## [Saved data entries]
>> Begin

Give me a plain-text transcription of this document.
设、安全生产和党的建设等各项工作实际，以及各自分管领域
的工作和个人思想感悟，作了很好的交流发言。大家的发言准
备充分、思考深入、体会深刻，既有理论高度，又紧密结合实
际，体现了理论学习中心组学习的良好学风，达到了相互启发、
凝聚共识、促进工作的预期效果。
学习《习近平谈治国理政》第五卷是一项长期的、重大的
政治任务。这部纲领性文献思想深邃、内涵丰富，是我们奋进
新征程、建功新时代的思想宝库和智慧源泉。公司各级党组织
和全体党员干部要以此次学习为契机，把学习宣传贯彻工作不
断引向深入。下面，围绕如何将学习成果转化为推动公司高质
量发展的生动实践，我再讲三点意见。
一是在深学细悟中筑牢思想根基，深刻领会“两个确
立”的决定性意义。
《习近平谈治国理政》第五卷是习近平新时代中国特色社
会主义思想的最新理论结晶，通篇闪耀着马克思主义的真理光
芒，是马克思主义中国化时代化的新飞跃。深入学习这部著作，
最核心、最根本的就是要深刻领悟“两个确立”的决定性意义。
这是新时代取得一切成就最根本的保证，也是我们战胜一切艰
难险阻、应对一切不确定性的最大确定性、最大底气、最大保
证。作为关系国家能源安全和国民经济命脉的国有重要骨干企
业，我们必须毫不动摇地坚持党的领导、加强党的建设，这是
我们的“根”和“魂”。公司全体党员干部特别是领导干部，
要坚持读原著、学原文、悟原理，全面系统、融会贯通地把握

>> End

Give a single number: the count of lines above that include the word "习近平谈治国理政".

2